• _GOAL_
Keep only those lines of the records that include the string "Living".

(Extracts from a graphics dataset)
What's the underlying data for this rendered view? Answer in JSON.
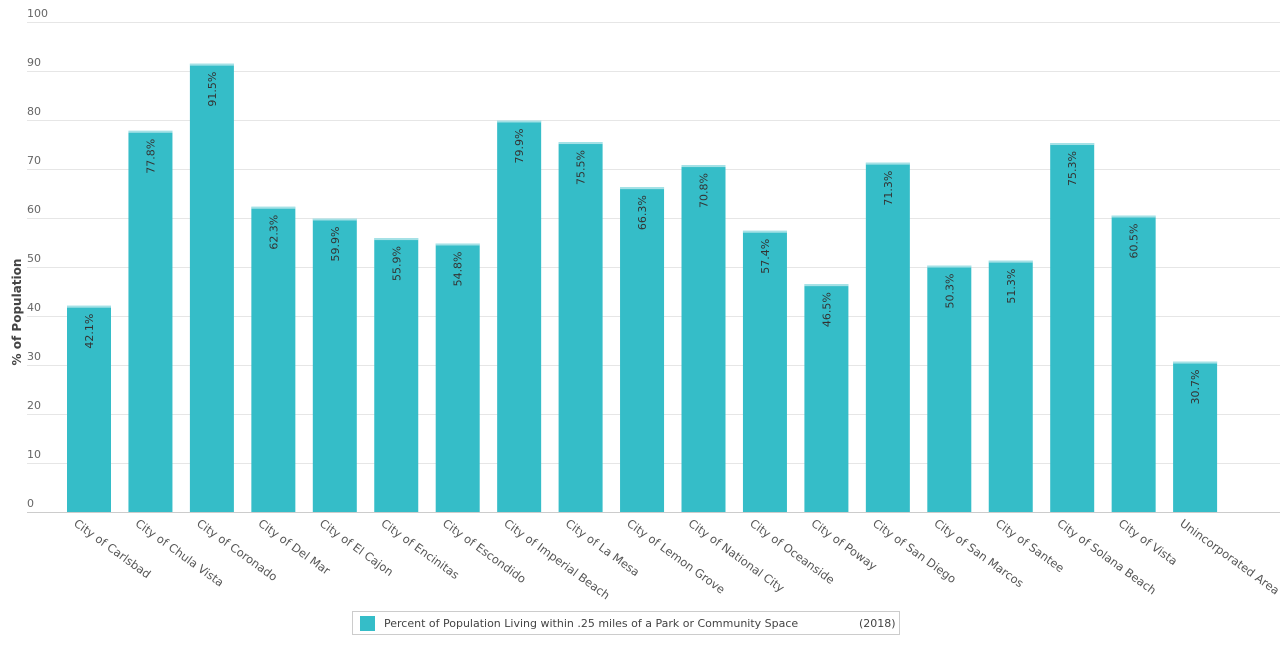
{
  "chart_data": {
    "type": "bar",
    "ylabel": "% of Population",
    "ylim": [
      0,
      100
    ],
    "yticks": [
      0,
      10,
      20,
      30,
      40,
      50,
      60,
      70,
      80,
      90,
      100
    ],
    "grid": true,
    "legend_position": "bottom-center",
    "bar_color": "#35BDC8",
    "categories": [
      "City of Carlsbad",
      "City of Chula Vista",
      "City of Coronado",
      "City of Del Mar",
      "City of El Cajon",
      "City of Encinitas",
      "City of Escondido",
      "City of Imperial Beach",
      "City of La Mesa",
      "City of Lemon Grove",
      "City of National City",
      "City of Oceanside",
      "City of Poway",
      "City of San Diego",
      "City of San Marcos",
      "City of Santee",
      "City of Solana Beach",
      "City of Vista",
      "Unincorporated Area"
    ],
    "series": [
      {
        "name": "Percent of Population Living within .25 miles of a Park or Community Space",
        "values": [
          42.1,
          77.8,
          91.5,
          62.3,
          59.9,
          55.9,
          54.8,
          79.9,
          75.5,
          66.3,
          70.8,
          57.4,
          46.5,
          71.3,
          50.3,
          51.3,
          75.3,
          60.5,
          30.7
        ],
        "data_labels": [
          "42.1%",
          "77.8%",
          "91.5%",
          "62.3%",
          "59.9%",
          "55.9%",
          "54.8%",
          "79.9%",
          "75.5%",
          "66.3%",
          "70.8%",
          "57.4%",
          "46.5%",
          "71.3%",
          "50.3%",
          "51.3%",
          "75.3%",
          "60.5%",
          "30.7%"
        ]
      }
    ]
  },
  "legend": {
    "label": "Percent of Population Living within .25 miles of a Park or Community Space",
    "year": "(2018)"
  }
}
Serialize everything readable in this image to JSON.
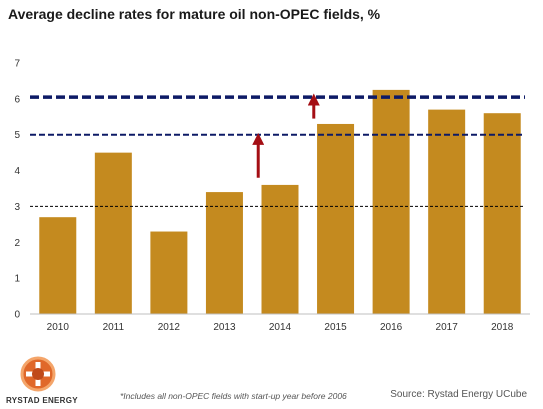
{
  "title": "Average decline rates for mature oil non-OPEC fields, %",
  "footnote": "*Includes all non-OPEC fields with start-up year before 2006",
  "source": "Source: Rystad Energy UCube",
  "brand": {
    "name": "RYSTAD ENERGY"
  },
  "colors": {
    "bar": "#c48a1f",
    "line_thick": "#0d1a66",
    "line_thin": "#000000",
    "arrow": "#a40e14"
  },
  "chart_data": {
    "type": "bar",
    "title": "Average decline rates for mature oil non-OPEC fields, %",
    "categories": [
      "2010",
      "2011",
      "2012",
      "2013",
      "2014",
      "2015",
      "2016",
      "2017",
      "2018"
    ],
    "values": [
      2.7,
      4.5,
      2.3,
      3.4,
      3.6,
      5.3,
      6.25,
      5.7,
      5.6
    ],
    "ylim": [
      0,
      7
    ],
    "yticks": [
      "0",
      "1",
      "2",
      "3",
      "4",
      "5",
      "6",
      "7"
    ],
    "grid": false,
    "reference_lines": [
      {
        "y": 3.0,
        "style": "thin-dashed"
      },
      {
        "y": 5.0,
        "style": "medium-dashed"
      },
      {
        "y": 6.05,
        "style": "thick-dashed"
      }
    ],
    "arrows": [
      {
        "x": "2014",
        "from": 3.8,
        "to": 5.05
      },
      {
        "x": "2015",
        "from": 5.45,
        "to": 6.15
      }
    ]
  }
}
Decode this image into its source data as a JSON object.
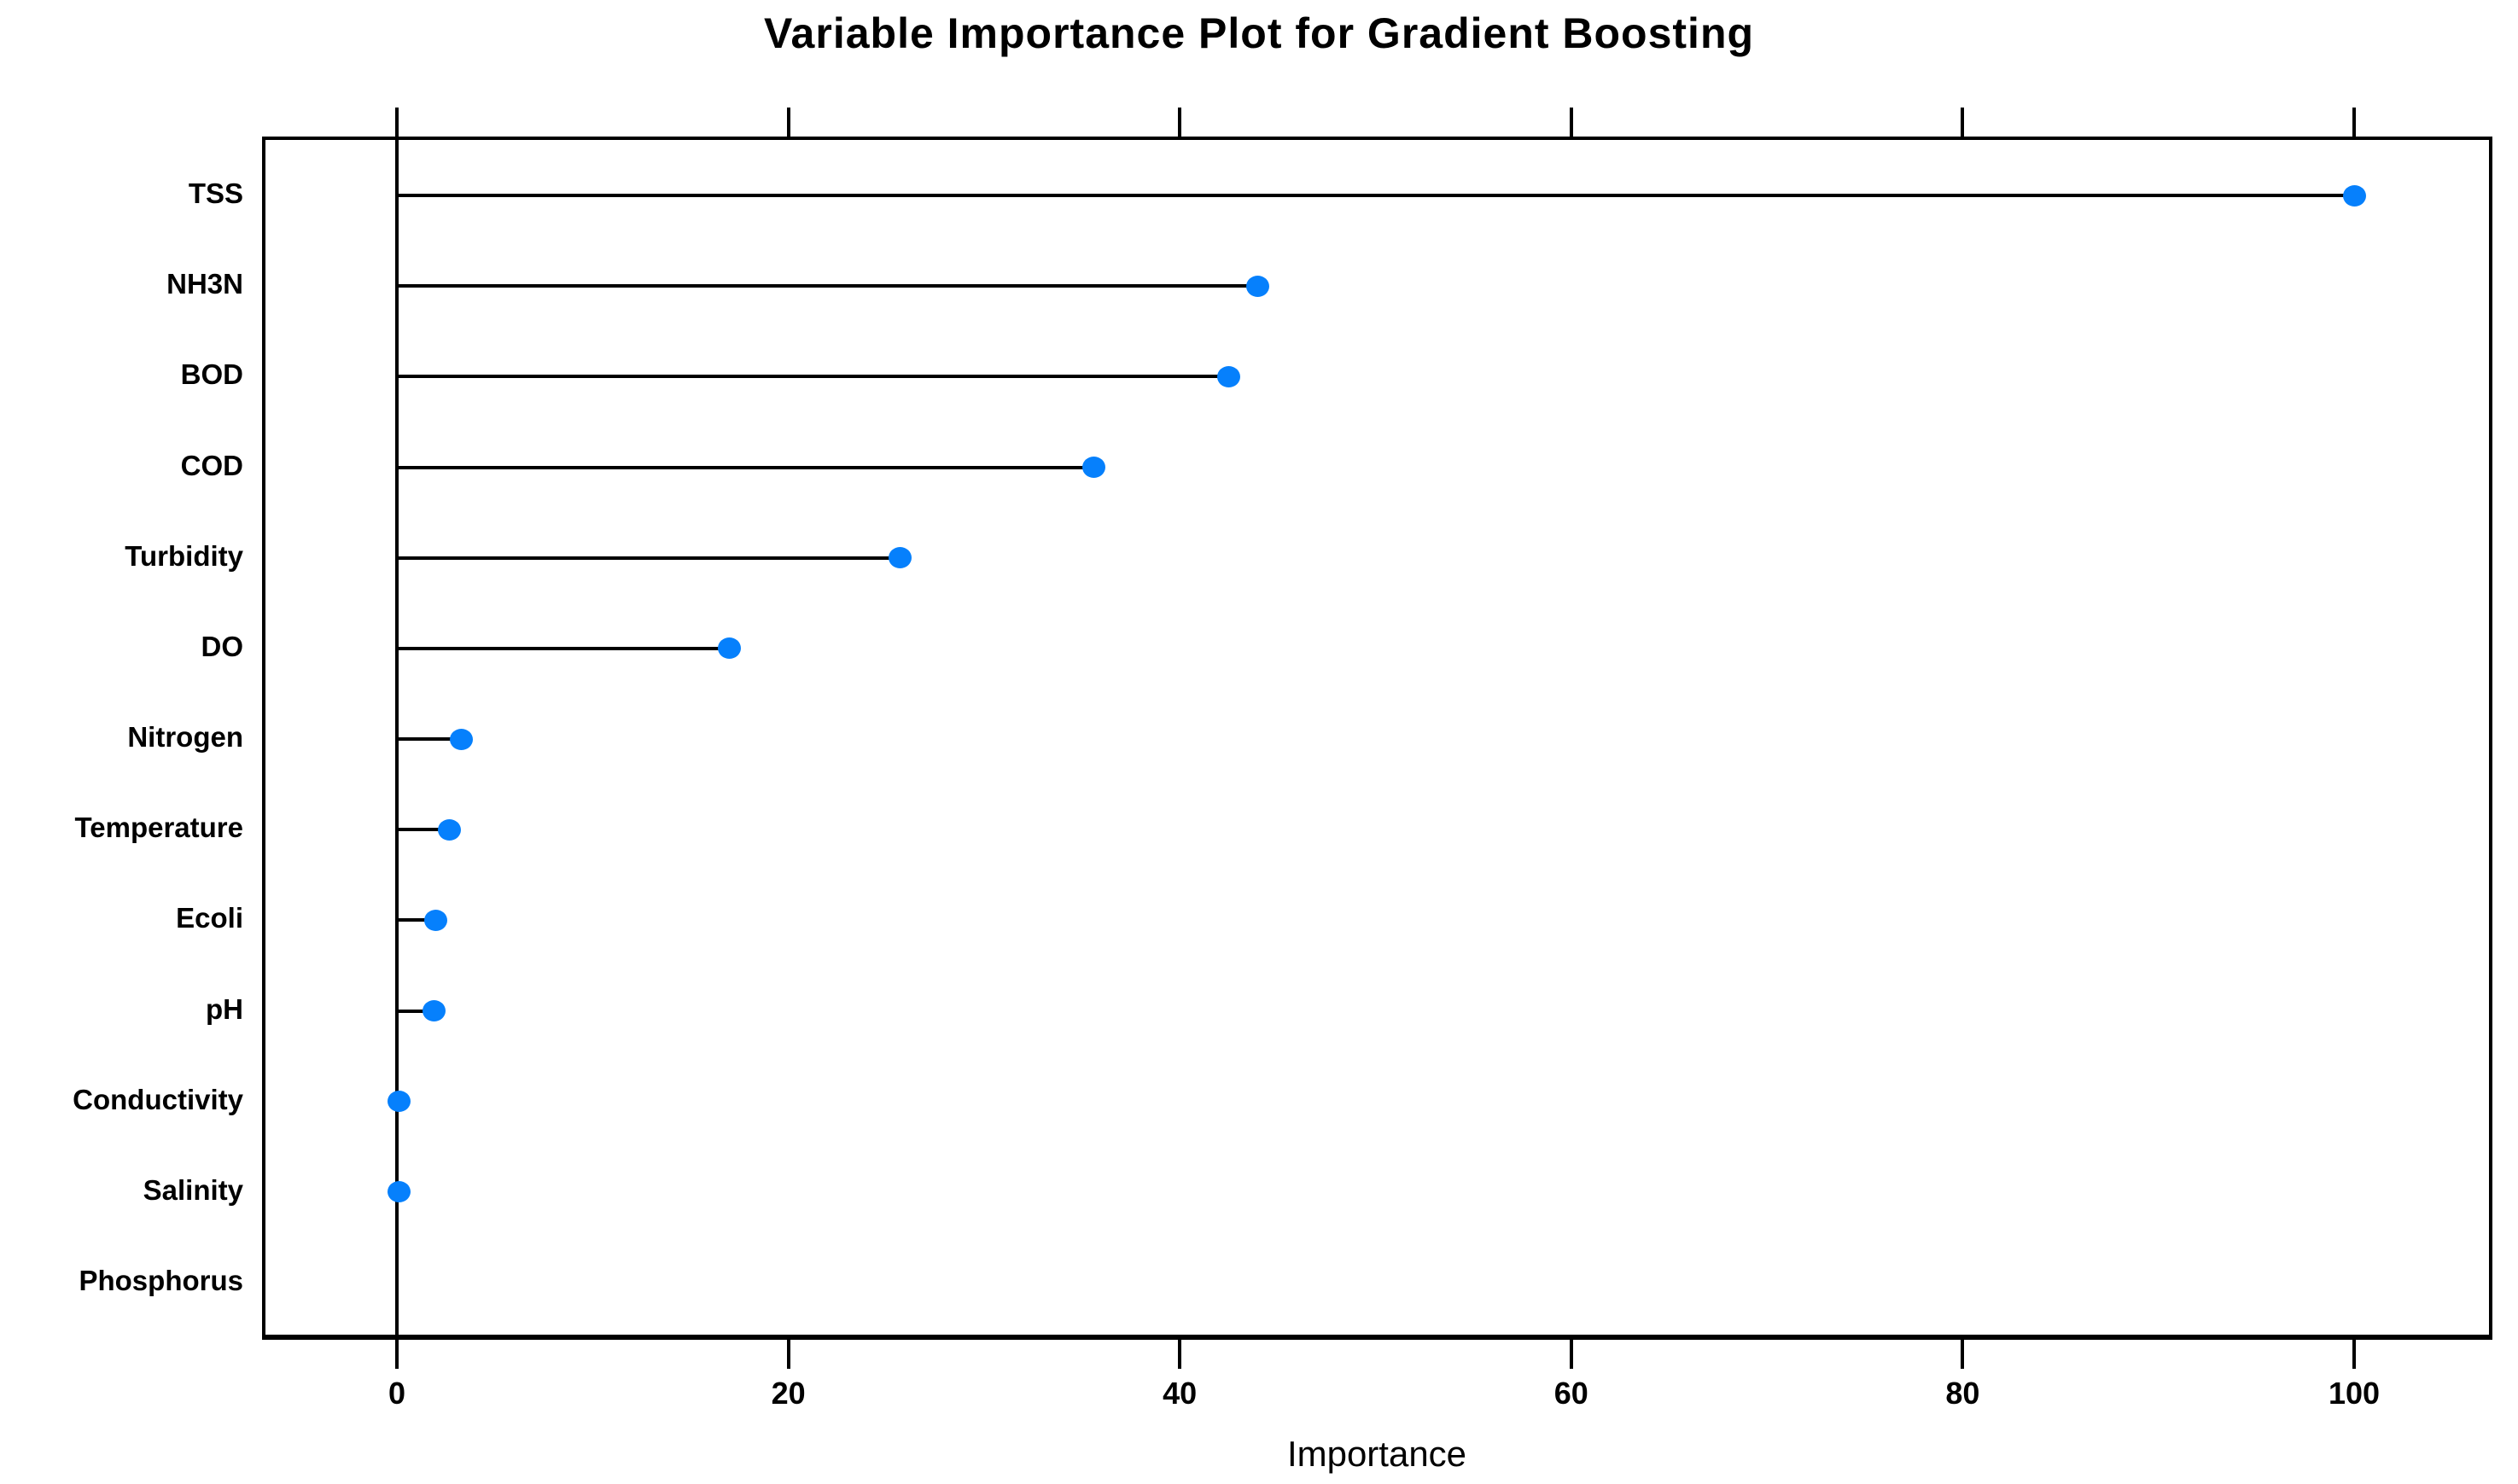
{
  "chart_data": {
    "type": "scatter",
    "subtype": "lollipop-dot-plot",
    "title": "Variable Importance Plot for Gradient Boosting",
    "xlabel": "Importance",
    "ylabel": "",
    "categories": [
      "TSS",
      "NH3N",
      "BOD",
      "COD",
      "Turbidity",
      "DO",
      "Nitrogen",
      "Temperature",
      "Ecoli",
      "pH",
      "Conductivity",
      "Salinity",
      "Phosphorus"
    ],
    "values": [
      100,
      44,
      42.5,
      35.6,
      25.7,
      17,
      3.3,
      2.7,
      2.0,
      1.9,
      0.1,
      0.1,
      null
    ],
    "x_ticks": [
      0,
      20,
      40,
      60,
      80,
      100
    ],
    "xlim": [
      -7,
      107
    ],
    "grid": "off",
    "legend": "none",
    "ticks_position": "top-and-bottom-outward",
    "zero_reference_line": true,
    "point_color": "#0680fc",
    "stem_color": "#000000",
    "axis_color": "#000000",
    "background_color": "#ffffff"
  }
}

• _WRITTEN RESPONSE_
        "name": "Percent of Population Living within .25 miles of a Park or Community Space",
    "label": "Percent of Population Living within .25 miles of a Park or Community Space",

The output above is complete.